### [Extract to read]

········

Sizer and Doyle recently spent several weeks ruminating on the state of education through an exchange of e-mails in which they spar over philosophy, look to the future, and sum up historical trends.

FROM: Forester@edu.com
TO: DPdoyle@school.com
RE: THE “BLOB,” THE INTERNET, AND THE ACADEMY

Dear Denis,

Significant trends over the past 15 or 20 years? First, the resurgence of the traditional education hierarchy. What Bill Bennett a dozen years ago called “the blob” now holds commanding heights, largely through state tests and accompanying curriculum frameworks. The power of central authority has never been so invasive--for good or ill--as it is today.

Second is the rising interest in--and power of--"non-school schooling.” The Internet is the most powerful example of this phenomenon, with all its glitter, coarseness, and nonsense. Teaching today is different because of the Internet. Its effects are just coming into focus, from the moral--it is easy to steal a passable research paper off the Internet--to the fascinating-kids can communicate with people across the globe.

········

### [Given problem A]
Translate this sentence from the e-mail exchange on education into Spanish: "Teaching today is different because of the Internet."

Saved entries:
········

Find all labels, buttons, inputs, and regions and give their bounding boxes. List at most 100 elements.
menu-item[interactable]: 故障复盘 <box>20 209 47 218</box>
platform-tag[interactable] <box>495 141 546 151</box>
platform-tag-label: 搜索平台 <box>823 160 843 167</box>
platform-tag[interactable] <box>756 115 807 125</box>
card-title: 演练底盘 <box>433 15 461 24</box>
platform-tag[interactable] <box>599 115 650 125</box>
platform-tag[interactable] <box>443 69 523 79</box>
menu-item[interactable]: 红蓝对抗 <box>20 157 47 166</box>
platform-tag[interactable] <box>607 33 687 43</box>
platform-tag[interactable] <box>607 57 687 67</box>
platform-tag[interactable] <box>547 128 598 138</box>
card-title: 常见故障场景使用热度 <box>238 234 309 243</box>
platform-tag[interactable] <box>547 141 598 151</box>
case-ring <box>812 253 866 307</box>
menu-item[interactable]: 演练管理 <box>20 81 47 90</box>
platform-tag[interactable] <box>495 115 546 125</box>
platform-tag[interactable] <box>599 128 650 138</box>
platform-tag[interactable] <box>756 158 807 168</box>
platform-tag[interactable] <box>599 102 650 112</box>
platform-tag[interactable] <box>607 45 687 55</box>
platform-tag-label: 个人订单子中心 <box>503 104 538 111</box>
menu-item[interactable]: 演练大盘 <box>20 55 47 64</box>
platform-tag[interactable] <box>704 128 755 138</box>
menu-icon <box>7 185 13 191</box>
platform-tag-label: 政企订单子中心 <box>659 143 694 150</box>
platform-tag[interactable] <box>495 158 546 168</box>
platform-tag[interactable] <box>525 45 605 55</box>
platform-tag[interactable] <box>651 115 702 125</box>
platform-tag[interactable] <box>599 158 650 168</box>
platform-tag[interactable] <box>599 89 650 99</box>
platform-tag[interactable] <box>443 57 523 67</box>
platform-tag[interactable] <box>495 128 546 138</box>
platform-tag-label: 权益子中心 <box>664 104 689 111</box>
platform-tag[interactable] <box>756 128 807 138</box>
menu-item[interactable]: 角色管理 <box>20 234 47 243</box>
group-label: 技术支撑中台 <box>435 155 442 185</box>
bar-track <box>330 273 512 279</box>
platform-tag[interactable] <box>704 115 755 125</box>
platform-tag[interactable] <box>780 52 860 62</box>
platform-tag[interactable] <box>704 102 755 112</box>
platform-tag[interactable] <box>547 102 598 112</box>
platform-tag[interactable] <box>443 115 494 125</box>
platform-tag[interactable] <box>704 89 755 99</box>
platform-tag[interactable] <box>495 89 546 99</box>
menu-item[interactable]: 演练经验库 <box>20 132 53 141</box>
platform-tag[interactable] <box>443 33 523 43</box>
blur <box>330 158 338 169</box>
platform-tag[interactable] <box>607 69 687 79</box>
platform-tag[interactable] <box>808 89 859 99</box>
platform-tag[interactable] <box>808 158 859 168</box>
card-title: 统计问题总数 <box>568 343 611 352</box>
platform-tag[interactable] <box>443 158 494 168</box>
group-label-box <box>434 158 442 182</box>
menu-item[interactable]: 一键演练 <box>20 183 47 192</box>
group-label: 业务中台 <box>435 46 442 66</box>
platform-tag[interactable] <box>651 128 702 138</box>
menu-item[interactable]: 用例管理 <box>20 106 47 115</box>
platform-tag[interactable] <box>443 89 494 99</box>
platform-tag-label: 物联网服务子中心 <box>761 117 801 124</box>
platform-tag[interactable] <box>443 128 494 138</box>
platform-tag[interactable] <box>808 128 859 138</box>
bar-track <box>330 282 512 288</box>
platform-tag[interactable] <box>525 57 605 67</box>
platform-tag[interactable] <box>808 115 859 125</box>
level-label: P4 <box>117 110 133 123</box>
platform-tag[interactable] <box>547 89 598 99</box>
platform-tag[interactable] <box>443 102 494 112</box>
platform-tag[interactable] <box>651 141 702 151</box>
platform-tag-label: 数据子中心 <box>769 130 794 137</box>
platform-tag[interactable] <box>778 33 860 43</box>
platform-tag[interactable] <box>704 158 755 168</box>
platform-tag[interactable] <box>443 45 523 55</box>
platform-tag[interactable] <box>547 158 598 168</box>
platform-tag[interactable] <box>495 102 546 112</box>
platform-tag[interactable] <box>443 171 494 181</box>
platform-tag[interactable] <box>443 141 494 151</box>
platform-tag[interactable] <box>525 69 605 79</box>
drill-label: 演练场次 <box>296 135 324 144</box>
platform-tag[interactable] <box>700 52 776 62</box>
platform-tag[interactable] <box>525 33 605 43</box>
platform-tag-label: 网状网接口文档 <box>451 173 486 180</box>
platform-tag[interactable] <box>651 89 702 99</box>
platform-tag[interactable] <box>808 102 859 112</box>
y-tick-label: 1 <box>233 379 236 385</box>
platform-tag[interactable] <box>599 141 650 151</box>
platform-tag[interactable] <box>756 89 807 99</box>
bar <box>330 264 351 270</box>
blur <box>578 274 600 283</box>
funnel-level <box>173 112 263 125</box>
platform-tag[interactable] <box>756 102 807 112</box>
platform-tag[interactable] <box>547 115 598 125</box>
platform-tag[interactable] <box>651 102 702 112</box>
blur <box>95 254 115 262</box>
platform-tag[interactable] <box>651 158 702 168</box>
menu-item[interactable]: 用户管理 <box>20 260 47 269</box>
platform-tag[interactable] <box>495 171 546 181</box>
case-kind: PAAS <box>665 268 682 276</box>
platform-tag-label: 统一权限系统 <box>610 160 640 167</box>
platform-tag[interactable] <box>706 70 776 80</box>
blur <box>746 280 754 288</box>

········

### [Given problem B]
Reproduce the part of the saved entries above that opens with their first line and closes with the line containing "platform-tag[interactable] <box>599 158", including both of those lines.

### [Exercise result A]
Hoy la enseñanza es diferente debido a Internet.

### [Exercise result B]
Find all labels, buttons, inputs, and regions and give their bounding boxes. List at most 100 elements.
menu-item[interactable]: 故障复盘 <box>20 209 47 218</box>
platform-tag[interactable] <box>495 141 546 151</box>
platform-tag-label: 搜索平台 <box>823 160 843 167</box>
platform-tag[interactable] <box>756 115 807 125</box>
card-title: 演练底盘 <box>433 15 461 24</box>
platform-tag[interactable] <box>599 115 650 125</box>
platform-tag[interactable] <box>443 69 523 79</box>
menu-item[interactable]: 红蓝对抗 <box>20 157 47 166</box>
platform-tag[interactable] <box>607 33 687 43</box>
platform-tag[interactable] <box>607 57 687 67</box>
platform-tag[interactable] <box>547 128 598 138</box>
card-title: 常见故障场景使用热度 <box>238 234 309 243</box>
platform-tag[interactable] <box>547 141 598 151</box>
case-ring <box>812 253 866 307</box>
menu-item[interactable]: 演练管理 <box>20 81 47 90</box>
platform-tag[interactable] <box>495 115 546 125</box>
platform-tag[interactable] <box>599 128 650 138</box>
platform-tag[interactable] <box>756 158 807 168</box>
platform-tag[interactable] <box>599 102 650 112</box>
platform-tag[interactable] <box>607 45 687 55</box>
platform-tag-label: 个人订单子中心 <box>503 104 538 111</box>
menu-item[interactable]: 演练大盘 <box>20 55 47 64</box>
platform-tag[interactable] <box>704 128 755 138</box>
menu-icon <box>7 185 13 191</box>
platform-tag-label: 政企订单子中心 <box>659 143 694 150</box>
platform-tag[interactable] <box>495 158 546 168</box>
platform-tag[interactable] <box>525 45 605 55</box>
platform-tag[interactable] <box>651 115 702 125</box>
platform-tag[interactable] <box>599 158 650 168</box>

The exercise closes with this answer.